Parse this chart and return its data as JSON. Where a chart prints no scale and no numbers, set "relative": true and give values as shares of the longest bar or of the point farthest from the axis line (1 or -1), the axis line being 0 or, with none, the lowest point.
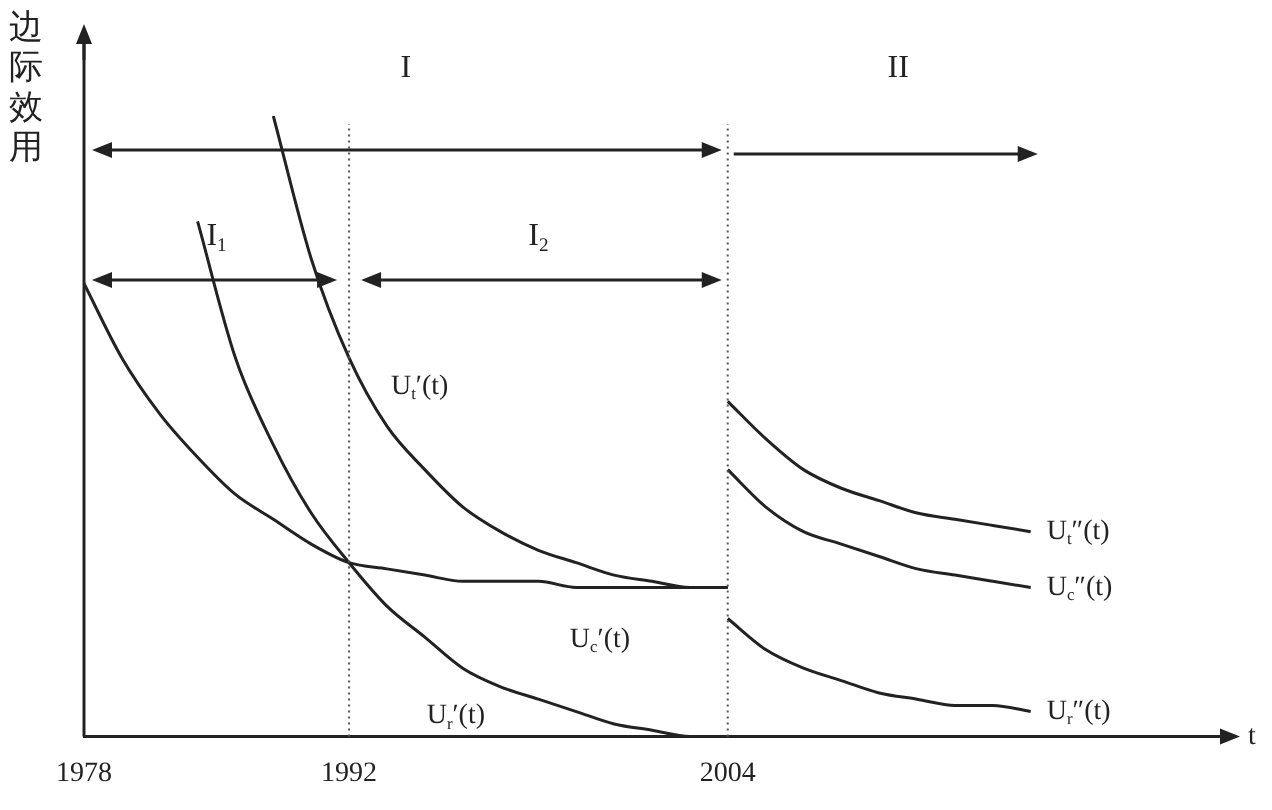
{
  "chart_data": {
    "type": "line",
    "relative": true,
    "ylabel": "边际效用",
    "xlabel": "t",
    "categories": [
      "1978",
      null,
      null,
      null,
      null,
      null,
      null,
      "1992",
      null,
      null,
      null,
      null,
      null,
      null,
      null,
      null,
      null,
      "2004",
      null,
      null,
      null,
      null,
      null,
      null,
      null,
      null,
      null,
      null,
      null,
      null,
      null
    ],
    "series": [
      {
        "name": "U$_{c}$′(t)",
        "color": "#222222",
        "values": [
          0.73,
          0.61,
          0.52,
          0.45,
          0.39,
          0.35,
          0.31,
          0.28,
          0.27,
          0.26,
          0.25,
          0.25,
          0.25,
          0.24,
          0.24,
          0.24,
          0.24,
          0.24,
          null,
          null,
          null,
          null,
          null,
          null,
          null,
          null,
          null,
          null,
          null,
          null,
          null
        ]
      },
      {
        "name": "U$_{r}$′(t)",
        "color": "#222222",
        "values": [
          null,
          null,
          null,
          0.83,
          0.61,
          0.47,
          0.36,
          0.28,
          0.21,
          0.16,
          0.11,
          0.08,
          0.06,
          0.04,
          0.02,
          0.01,
          0.0,
          0,
          null,
          null,
          null,
          null,
          null,
          null,
          null,
          null,
          null,
          null,
          null,
          null,
          null
        ]
      },
      {
        "name": "U$_{t}$′(t)",
        "color": "#222222",
        "values": [
          null,
          null,
          null,
          null,
          null,
          1.0,
          0.77,
          0.61,
          0.5,
          0.43,
          0.37,
          0.33,
          0.3,
          0.28,
          0.26,
          0.25,
          0.24,
          0.24,
          null,
          null,
          null,
          null,
          null,
          null,
          null,
          null,
          null,
          null,
          null,
          null,
          null
        ]
      },
      {
        "name": "U$_{t}$″(t)",
        "color": "#222222",
        "values": [
          null,
          null,
          null,
          null,
          null,
          null,
          null,
          null,
          null,
          null,
          null,
          null,
          null,
          null,
          null,
          null,
          null,
          0.54,
          0.48,
          0.43,
          0.4,
          0.38,
          0.36,
          0.35,
          0.34,
          0.33,
          null,
          null,
          null,
          null,
          null
        ]
      },
      {
        "name": "U$_{c}$″(t)",
        "color": "#222222",
        "values": [
          null,
          null,
          null,
          null,
          null,
          null,
          null,
          null,
          null,
          null,
          null,
          null,
          null,
          null,
          null,
          null,
          null,
          0.43,
          0.37,
          0.33,
          0.31,
          0.29,
          0.27,
          0.26,
          0.25,
          0.24,
          null,
          null,
          null,
          null,
          null
        ]
      },
      {
        "name": "U$_{r}$″(t)",
        "color": "#222222",
        "values": [
          null,
          null,
          null,
          null,
          null,
          null,
          null,
          null,
          null,
          null,
          null,
          null,
          null,
          null,
          null,
          null,
          null,
          0.19,
          0.14,
          0.11,
          0.09,
          0.07,
          0.06,
          0.05,
          0.05,
          0.04,
          null,
          null,
          null,
          null,
          null
        ]
      }
    ],
    "ref_lines": [
      {
        "axis": "x",
        "value": "1992",
        "line_style": "dotted",
        "color": "#555555"
      },
      {
        "axis": "x",
        "value": "2004",
        "line_style": "dotted",
        "color": "#555555"
      }
    ],
    "annotations": [
      "I",
      "II",
      "I$_{1}$",
      "I$_{2}$"
    ],
    "legend": false,
    "grid": false,
    "marker": "none",
    "line_style": "solid"
  }
}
==*==
■ **Prompt**: Take the listing above and print it exactly, apart from the pictures.

■ **Reply to the task**:
Parse this chart and return its data as JSON. Where a chart prints no scale and no numbers, set "relative": true and give values as shares of the longest bar or of the point farthest from the axis line (1 or -1), the axis line being 0 or, with none, the lowest point.
{
  "chart_data": {
    "type": "line",
    "relative": true,
    "ylabel": "边际效用",
    "xlabel": "t",
    "categories": [
      "1978",
      null,
      null,
      null,
      null,
      null,
      null,
      "1992",
      null,
      null,
      null,
      null,
      null,
      null,
      null,
      null,
      null,
      "2004",
      null,
      null,
      null,
      null,
      null,
      null,
      null,
      null,
      null,
      null,
      null,
      null,
      null
    ],
    "series": [
      {
        "name": "U$_{c}$′(t)",
        "color": "#222222",
        "values": [
          0.73,
          0.61,
          0.52,
          0.45,
          0.39,
          0.35,
          0.31,
          0.28,
          0.27,
          0.26,
          0.25,
          0.25,
          0.25,
          0.24,
          0.24,
          0.24,
          0.24,
          0.24,
          null,
          null,
          null,
          null,
          null,
          null,
          null,
          null,
          null,
          null,
          null,
          null,
          null
        ]
      },
      {
        "name": "U$_{r}$′(t)",
        "color": "#222222",
        "values": [
          null,
          null,
          null,
          0.83,
          0.61,
          0.47,
          0.36,
          0.28,
          0.21,
          0.16,
          0.11,
          0.08,
          0.06,
          0.04,
          0.02,
          0.01,
          0.0,
          0,
          null,
          null,
          null,
          null,
          null,
          null,
          null,
          null,
          null,
          null,
          null,
          null,
          null
        ]
      },
      {
        "name": "U$_{t}$′(t)",
        "color": "#222222",
        "values": [
          null,
          null,
          null,
          null,
          null,
          1.0,
          0.77,
          0.61,
          0.5,
          0.43,
          0.37,
          0.33,
          0.3,
          0.28,
          0.26,
          0.25,
          0.24,
          0.24,
          null,
          null,
          null,
          null,
          null,
          null,
          null,
          null,
          null,
          null,
          null,
          null,
          null
        ]
      },
      {
        "name": "U$_{t}$″(t)",
        "color": "#222222",
        "values": [
          null,
          null,
          null,
          null,
          null,
          null,
          null,
          null,
          null,
          null,
          null,
          null,
          null,
          null,
          null,
          null,
          null,
          0.54,
          0.48,
          0.43,
          0.4,
          0.38,
          0.36,
          0.35,
          0.34,
          0.33,
          null,
          null,
          null,
          null,
          null
        ]
      },
      {
        "name": "U$_{c}$″(t)",
        "color": "#222222",
        "values": [
          null,
          null,
          null,
          null,
          null,
          null,
          null,
          null,
          null,
          null,
          null,
          null,
          null,
          null,
          null,
          null,
          null,
          0.43,
          0.37,
          0.33,
          0.31,
          0.29,
          0.27,
          0.26,
          0.25,
          0.24,
          null,
          null,
          null,
          null,
          null
        ]
      },
      {
        "name": "U$_{r}$″(t)",
        "color": "#222222",
        "values": [
          null,
          null,
          null,
          null,
          null,
          null,
          null,
          null,
          null,
          null,
          null,
          null,
          null,
          null,
          null,
          null,
          null,
          0.19,
          0.14,
          0.11,
          0.09,
          0.07,
          0.06,
          0.05,
          0.05,
          0.04,
          null,
          null,
          null,
          null,
          null
        ]
      }
    ],
    "ref_lines": [
      {
        "axis": "x",
        "value": "1992",
        "line_style": "dotted",
        "color": "#555555"
      },
      {
        "axis": "x",
        "value": "2004",
        "line_style": "dotted",
        "color": "#555555"
      }
    ],
    "annotations": [
      "I",
      "II",
      "I$_{1}$",
      "I$_{2}$"
    ],
    "legend": false,
    "grid": false,
    "marker": "none",
    "line_style": "solid"
  }
}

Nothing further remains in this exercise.